[Stored data]
"""

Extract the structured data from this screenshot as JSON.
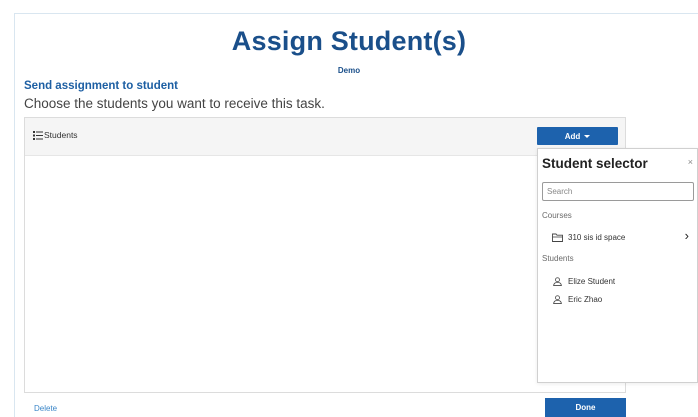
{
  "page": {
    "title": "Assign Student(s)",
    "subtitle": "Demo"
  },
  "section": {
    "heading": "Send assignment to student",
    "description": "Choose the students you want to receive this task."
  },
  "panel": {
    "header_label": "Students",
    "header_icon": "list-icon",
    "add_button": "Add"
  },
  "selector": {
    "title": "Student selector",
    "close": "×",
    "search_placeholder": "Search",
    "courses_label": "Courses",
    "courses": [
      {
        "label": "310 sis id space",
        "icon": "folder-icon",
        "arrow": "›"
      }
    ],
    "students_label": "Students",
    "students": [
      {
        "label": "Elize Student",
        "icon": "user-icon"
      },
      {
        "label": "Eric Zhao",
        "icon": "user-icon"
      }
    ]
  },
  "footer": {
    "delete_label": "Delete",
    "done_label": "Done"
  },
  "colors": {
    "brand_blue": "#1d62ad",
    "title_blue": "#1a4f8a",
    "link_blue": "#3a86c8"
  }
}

"""
"""

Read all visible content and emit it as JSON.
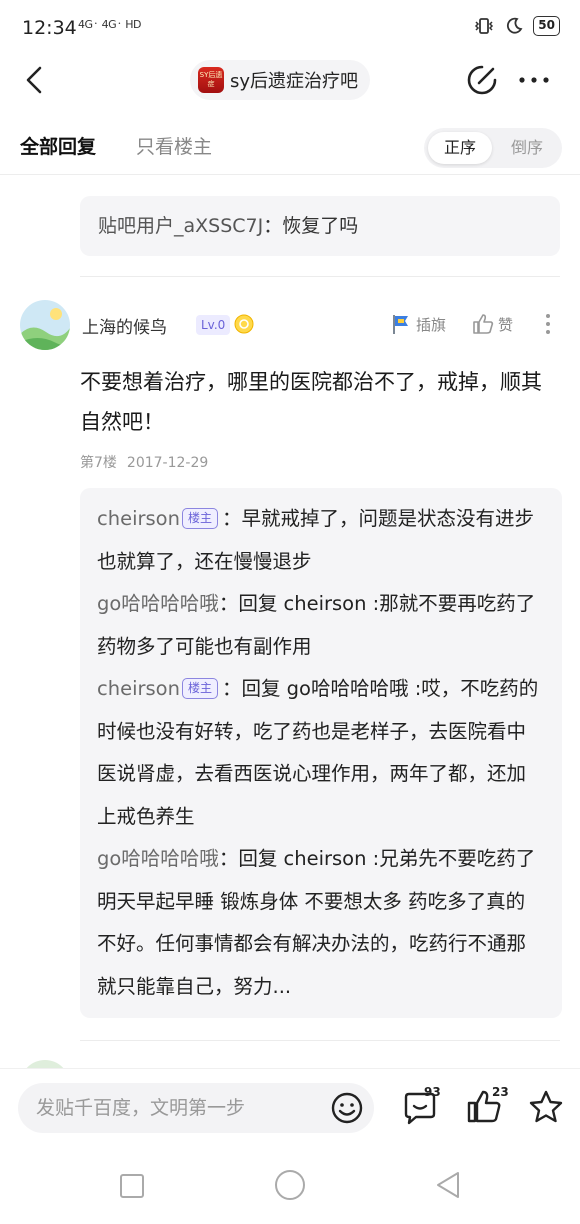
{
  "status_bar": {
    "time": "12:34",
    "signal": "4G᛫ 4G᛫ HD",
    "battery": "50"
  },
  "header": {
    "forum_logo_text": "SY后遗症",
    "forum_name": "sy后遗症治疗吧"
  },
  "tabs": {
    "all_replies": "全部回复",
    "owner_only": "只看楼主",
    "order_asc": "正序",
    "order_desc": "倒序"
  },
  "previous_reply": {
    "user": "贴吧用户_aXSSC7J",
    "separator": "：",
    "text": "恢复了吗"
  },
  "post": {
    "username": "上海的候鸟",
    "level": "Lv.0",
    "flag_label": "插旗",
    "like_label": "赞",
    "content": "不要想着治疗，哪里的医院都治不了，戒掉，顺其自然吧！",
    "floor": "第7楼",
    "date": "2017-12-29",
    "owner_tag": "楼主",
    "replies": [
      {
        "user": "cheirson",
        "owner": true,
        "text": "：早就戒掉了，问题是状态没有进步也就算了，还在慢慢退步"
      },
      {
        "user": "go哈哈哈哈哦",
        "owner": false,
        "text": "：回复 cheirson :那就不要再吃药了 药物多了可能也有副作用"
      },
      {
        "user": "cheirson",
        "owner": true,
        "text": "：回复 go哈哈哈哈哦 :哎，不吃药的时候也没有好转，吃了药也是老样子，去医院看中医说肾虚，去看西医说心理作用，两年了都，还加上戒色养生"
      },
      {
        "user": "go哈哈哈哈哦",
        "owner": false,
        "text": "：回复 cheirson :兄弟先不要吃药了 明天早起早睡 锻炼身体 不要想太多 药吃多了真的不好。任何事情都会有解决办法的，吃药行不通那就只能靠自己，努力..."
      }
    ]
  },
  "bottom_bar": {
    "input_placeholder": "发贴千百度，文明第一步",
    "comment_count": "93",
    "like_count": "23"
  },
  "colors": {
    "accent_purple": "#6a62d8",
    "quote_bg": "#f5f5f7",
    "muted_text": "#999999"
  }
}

"""

▶ Exercise aim
Search the lines for the string "cheirson" and copy every line that has it.

▶ Expected answer
        "user": "cheirson",
        "text": "：回复 cheirson :那就不要再吃药了 药物多了可能也有副作用"
        "user": "cheirson",
        "text": "：回复 cheirson :兄弟先不要吃药了 明天早起早睡 锻炼身体 不要想太多 药吃多了真的不好。任何事情都会有解决办法的，吃药行不通那就只能靠自己，努力..."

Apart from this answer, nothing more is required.